YOUR GOAL:
Provide an exact reproduction of every entry.
## begin PROVIDED ENTRIES
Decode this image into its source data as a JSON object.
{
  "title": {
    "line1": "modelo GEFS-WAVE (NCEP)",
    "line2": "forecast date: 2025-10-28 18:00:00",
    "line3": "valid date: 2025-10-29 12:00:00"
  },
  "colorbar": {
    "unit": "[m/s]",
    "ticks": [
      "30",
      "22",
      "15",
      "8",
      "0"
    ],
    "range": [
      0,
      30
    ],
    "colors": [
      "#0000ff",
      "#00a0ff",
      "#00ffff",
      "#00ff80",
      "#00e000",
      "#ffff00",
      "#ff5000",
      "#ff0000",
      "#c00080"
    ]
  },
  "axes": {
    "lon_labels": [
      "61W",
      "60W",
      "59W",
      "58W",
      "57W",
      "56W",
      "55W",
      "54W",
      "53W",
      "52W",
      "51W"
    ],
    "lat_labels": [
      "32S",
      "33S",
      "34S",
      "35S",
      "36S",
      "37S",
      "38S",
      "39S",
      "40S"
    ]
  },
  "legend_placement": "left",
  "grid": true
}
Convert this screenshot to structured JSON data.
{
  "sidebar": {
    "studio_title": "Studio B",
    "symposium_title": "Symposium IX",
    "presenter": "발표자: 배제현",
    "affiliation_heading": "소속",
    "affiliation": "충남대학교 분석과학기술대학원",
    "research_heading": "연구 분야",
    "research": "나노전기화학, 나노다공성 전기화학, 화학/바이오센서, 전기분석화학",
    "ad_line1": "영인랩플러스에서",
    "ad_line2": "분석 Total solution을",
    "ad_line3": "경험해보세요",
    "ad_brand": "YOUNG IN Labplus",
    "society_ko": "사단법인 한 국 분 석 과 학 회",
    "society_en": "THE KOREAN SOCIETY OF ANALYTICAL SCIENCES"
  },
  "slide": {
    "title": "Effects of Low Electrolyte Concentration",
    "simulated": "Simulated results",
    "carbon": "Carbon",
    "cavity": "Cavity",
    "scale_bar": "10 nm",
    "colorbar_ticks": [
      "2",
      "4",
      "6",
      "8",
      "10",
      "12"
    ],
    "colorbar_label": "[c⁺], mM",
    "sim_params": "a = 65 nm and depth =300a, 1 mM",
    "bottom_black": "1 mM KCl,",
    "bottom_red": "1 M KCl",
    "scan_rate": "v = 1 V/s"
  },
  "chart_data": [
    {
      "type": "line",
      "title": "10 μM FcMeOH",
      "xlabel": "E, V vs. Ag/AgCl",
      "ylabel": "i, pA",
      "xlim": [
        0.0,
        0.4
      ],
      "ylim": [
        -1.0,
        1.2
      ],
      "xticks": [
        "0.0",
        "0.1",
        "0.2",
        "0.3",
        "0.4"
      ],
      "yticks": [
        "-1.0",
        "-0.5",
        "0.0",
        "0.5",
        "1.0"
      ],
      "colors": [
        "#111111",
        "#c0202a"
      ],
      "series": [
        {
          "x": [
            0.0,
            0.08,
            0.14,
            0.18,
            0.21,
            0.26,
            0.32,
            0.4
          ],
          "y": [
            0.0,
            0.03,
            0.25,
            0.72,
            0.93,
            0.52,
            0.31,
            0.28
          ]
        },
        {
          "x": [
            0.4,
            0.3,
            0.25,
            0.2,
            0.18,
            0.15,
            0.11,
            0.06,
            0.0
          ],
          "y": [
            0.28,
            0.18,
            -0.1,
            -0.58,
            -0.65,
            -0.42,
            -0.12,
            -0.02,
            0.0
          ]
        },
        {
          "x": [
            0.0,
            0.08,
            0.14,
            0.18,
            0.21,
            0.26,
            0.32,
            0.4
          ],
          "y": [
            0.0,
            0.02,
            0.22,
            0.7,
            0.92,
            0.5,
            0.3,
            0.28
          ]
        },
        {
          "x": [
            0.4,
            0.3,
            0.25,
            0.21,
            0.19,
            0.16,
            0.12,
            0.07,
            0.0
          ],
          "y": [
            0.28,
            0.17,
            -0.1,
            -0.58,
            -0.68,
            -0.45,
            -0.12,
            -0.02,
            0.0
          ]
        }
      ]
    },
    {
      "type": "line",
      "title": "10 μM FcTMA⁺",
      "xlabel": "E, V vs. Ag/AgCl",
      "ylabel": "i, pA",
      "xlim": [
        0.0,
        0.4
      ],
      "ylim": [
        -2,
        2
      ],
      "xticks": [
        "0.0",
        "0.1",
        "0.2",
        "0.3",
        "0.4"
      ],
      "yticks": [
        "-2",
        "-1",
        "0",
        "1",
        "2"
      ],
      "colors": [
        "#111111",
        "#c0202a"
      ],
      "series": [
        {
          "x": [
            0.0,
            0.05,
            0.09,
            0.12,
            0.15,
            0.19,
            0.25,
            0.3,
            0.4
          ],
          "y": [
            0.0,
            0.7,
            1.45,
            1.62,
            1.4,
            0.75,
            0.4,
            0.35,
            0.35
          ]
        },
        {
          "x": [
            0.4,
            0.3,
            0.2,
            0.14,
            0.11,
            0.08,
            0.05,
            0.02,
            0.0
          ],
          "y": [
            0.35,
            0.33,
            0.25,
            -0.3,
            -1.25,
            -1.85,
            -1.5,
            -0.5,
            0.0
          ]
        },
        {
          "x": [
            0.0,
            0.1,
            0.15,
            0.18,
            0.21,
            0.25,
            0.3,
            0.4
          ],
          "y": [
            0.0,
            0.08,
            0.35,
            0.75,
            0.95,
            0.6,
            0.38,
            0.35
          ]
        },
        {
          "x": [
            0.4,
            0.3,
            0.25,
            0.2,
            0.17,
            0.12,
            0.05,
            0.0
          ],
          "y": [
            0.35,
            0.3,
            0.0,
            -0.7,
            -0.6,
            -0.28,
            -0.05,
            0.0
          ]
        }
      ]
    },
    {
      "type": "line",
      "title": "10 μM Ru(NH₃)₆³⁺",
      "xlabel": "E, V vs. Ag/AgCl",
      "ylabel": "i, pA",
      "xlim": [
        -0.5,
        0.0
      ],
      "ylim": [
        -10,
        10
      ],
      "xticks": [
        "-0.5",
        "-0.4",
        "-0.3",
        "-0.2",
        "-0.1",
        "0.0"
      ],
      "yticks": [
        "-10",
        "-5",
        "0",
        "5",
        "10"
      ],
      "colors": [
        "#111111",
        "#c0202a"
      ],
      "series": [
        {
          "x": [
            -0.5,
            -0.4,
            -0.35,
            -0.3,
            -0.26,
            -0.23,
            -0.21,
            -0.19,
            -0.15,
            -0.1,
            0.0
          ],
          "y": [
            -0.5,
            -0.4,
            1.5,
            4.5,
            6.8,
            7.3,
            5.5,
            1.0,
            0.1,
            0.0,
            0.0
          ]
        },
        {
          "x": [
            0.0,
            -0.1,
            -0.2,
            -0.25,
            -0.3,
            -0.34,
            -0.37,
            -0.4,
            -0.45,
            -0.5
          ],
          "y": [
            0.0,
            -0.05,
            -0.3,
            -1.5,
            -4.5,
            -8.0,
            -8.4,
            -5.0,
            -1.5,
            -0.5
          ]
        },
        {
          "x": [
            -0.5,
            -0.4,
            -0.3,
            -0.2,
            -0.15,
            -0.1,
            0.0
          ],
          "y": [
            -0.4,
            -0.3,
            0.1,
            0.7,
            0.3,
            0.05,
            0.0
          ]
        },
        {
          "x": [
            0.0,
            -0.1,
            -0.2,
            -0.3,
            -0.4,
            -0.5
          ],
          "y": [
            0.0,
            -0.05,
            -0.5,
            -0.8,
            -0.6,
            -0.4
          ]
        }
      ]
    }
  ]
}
## end PROVIDED ENTRIES
EXERCISE SOLUTION:
Decode this image into its source data as a JSON object.
{
  "title": {
    "line1": "modelo GEFS-WAVE (NCEP)",
    "line2": "forecast date: 2025-10-28 18:00:00",
    "line3": "valid date: 2025-10-29 12:00:00"
  },
  "colorbar": {
    "unit": "[m/s]",
    "ticks": [
      "30",
      "22",
      "15",
      "8",
      "0"
    ],
    "range": [
      0,
      30
    ],
    "colors": [
      "#0000ff",
      "#00a0ff",
      "#00ffff",
      "#00ff80",
      "#00e000",
      "#ffff00",
      "#ff5000",
      "#ff0000",
      "#c00080"
    ]
  },
  "axes": {
    "lon_labels": [
      "61W",
      "60W",
      "59W",
      "58W",
      "57W",
      "56W",
      "55W",
      "54W",
      "53W",
      "52W",
      "51W"
    ],
    "lat_labels": [
      "32S",
      "33S",
      "34S",
      "35S",
      "36S",
      "37S",
      "38S",
      "39S",
      "40S"
    ]
  },
  "legend_placement": "left",
  "grid": true
}
Convert this screenshot to structured JSON data.
{
  "sidebar": {
    "studio_title": "Studio B",
    "symposium_title": "Symposium IX",
    "presenter": "발표자: 배제현",
    "affiliation_heading": "소속",
    "affiliation": "충남대학교 분석과학기술대학원",
    "research_heading": "연구 분야",
    "research": "나노전기화학, 나노다공성 전기화학, 화학/바이오센서, 전기분석화학",
    "ad_line1": "영인랩플러스에서",
    "ad_line2": "분석 Total solution을",
    "ad_line3": "경험해보세요",
    "ad_brand": "YOUNG IN Labplus",
    "society_ko": "사단법인 한 국 분 석 과 학 회",
    "society_en": "THE KOREAN SOCIETY OF ANALYTICAL SCIENCES"
  },
  "slide": {
    "title": "Effects of Low Electrolyte Concentration",
    "simulated": "Simulated results",
    "carbon": "Carbon",
    "cavity": "Cavity",
    "scale_bar": "10 nm",
    "colorbar_ticks": [
      "2",
      "4",
      "6",
      "8",
      "10",
      "12"
    ],
    "colorbar_label": "[c⁺], mM",
    "sim_params": "a = 65 nm and depth =300a, 1 mM",
    "bottom_black": "1 mM KCl,",
    "bottom_red": "1 M KCl",
    "scan_rate": "v = 1 V/s"
  },
  "chart_data": [
    {
      "type": "line",
      "title": "10 μM FcMeOH",
      "xlabel": "E, V vs. Ag/AgCl",
      "ylabel": "i, pA",
      "xlim": [
        0.0,
        0.4
      ],
      "ylim": [
        -1.0,
        1.2
      ],
      "xticks": [
        "0.0",
        "0.1",
        "0.2",
        "0.3",
        "0.4"
      ],
      "yticks": [
        "-1.0",
        "-0.5",
        "0.0",
        "0.5",
        "1.0"
      ],
      "colors": [
        "#111111",
        "#c0202a"
      ],
      "series": [
        {
          "x": [
            0.0,
            0.08,
            0.14,
            0.18,
            0.21,
            0.26,
            0.32,
            0.4
          ],
          "y": [
            0.0,
            0.03,
            0.25,
            0.72,
            0.93,
            0.52,
            0.31,
            0.28
          ]
        },
        {
          "x": [
            0.4,
            0.3,
            0.25,
            0.2,
            0.18,
            0.15,
            0.11,
            0.06,
            0.0
          ],
          "y": [
            0.28,
            0.18,
            -0.1,
            -0.58,
            -0.65,
            -0.42,
            -0.12,
            -0.02,
            0.0
          ]
        },
        {
          "x": [
            0.0,
            0.08,
            0.14,
            0.18,
            0.21,
            0.26,
            0.32,
            0.4
          ],
          "y": [
            0.0,
            0.02,
            0.22,
            0.7,
            0.92,
            0.5,
            0.3,
            0.28
          ]
        },
        {
          "x": [
            0.4,
            0.3,
            0.25,
            0.21,
            0.19,
            0.16,
            0.12,
            0.07,
            0.0
          ],
          "y": [
            0.28,
            0.17,
            -0.1,
            -0.58,
            -0.68,
            -0.45,
            -0.12,
            -0.02,
            0.0
          ]
        }
      ]
    },
    {
      "type": "line",
      "title": "10 μM FcTMA⁺",
      "xlabel": "E, V vs. Ag/AgCl",
      "ylabel": "i, pA",
      "xlim": [
        0.0,
        0.4
      ],
      "ylim": [
        -2,
        2
      ],
      "xticks": [
        "0.0",
        "0.1",
        "0.2",
        "0.3",
        "0.4"
      ],
      "yticks": [
        "-2",
        "-1",
        "0",
        "1",
        "2"
      ],
      "colors": [
        "#111111",
        "#c0202a"
      ],
      "series": [
        {
          "x": [
            0.0,
            0.05,
            0.09,
            0.12,
            0.15,
            0.19,
            0.25,
            0.3,
            0.4
          ],
          "y": [
            0.0,
            0.7,
            1.45,
            1.62,
            1.4,
            0.75,
            0.4,
            0.35,
            0.35
          ]
        },
        {
          "x": [
            0.4,
            0.3,
            0.2,
            0.14,
            0.11,
            0.08,
            0.05,
            0.02,
            0.0
          ],
          "y": [
            0.35,
            0.33,
            0.25,
            -0.3,
            -1.25,
            -1.85,
            -1.5,
            -0.5,
            0.0
          ]
        },
        {
          "x": [
            0.0,
            0.1,
            0.15,
            0.18,
            0.21,
            0.25,
            0.3,
            0.4
          ],
          "y": [
            0.0,
            0.08,
            0.35,
            0.75,
            0.95,
            0.6,
            0.38,
            0.35
          ]
        },
        {
          "x": [
            0.4,
            0.3,
            0.25,
            0.2,
            0.17,
            0.12,
            0.05,
            0.0
          ],
          "y": [
            0.35,
            0.3,
            0.0,
            -0.7,
            -0.6,
            -0.28,
            -0.05,
            0.0
          ]
        }
      ]
    },
    {
      "type": "line",
      "title": "10 μM Ru(NH₃)₆³⁺",
      "xlabel": "E, V vs. Ag/AgCl",
      "ylabel": "i, pA",
      "xlim": [
        -0.5,
        0.0
      ],
      "ylim": [
        -10,
        10
      ],
      "xticks": [
        "-0.5",
        "-0.4",
        "-0.3",
        "-0.2",
        "-0.1",
        "0.0"
      ],
      "yticks": [
        "-10",
        "-5",
        "0",
        "5",
        "10"
      ],
      "colors": [
        "#111111",
        "#c0202a"
      ],
      "series": [
        {
          "x": [
            -0.5,
            -0.4,
            -0.35,
            -0.3,
            -0.26,
            -0.23,
            -0.21,
            -0.19,
            -0.15,
            -0.1,
            0.0
          ],
          "y": [
            -0.5,
            -0.4,
            1.5,
            4.5,
            6.8,
            7.3,
            5.5,
            1.0,
            0.1,
            0.0,
            0.0
          ]
        },
        {
          "x": [
            0.0,
            -0.1,
            -0.2,
            -0.25,
            -0.3,
            -0.34,
            -0.37,
            -0.4,
            -0.45,
            -0.5
          ],
          "y": [
            0.0,
            -0.05,
            -0.3,
            -1.5,
            -4.5,
            -8.0,
            -8.4,
            -5.0,
            -1.5,
            -0.5
          ]
        },
        {
          "x": [
            -0.5,
            -0.4,
            -0.3,
            -0.2,
            -0.15,
            -0.1,
            0.0
          ],
          "y": [
            -0.4,
            -0.3,
            0.1,
            0.7,
            0.3,
            0.05,
            0.0
          ]
        },
        {
          "x": [
            0.0,
            -0.1,
            -0.2,
            -0.3,
            -0.4,
            -0.5
          ],
          "y": [
            0.0,
            -0.05,
            -0.5,
            -0.8,
            -0.6,
            -0.4
          ]
        }
      ]
    }
  ]
}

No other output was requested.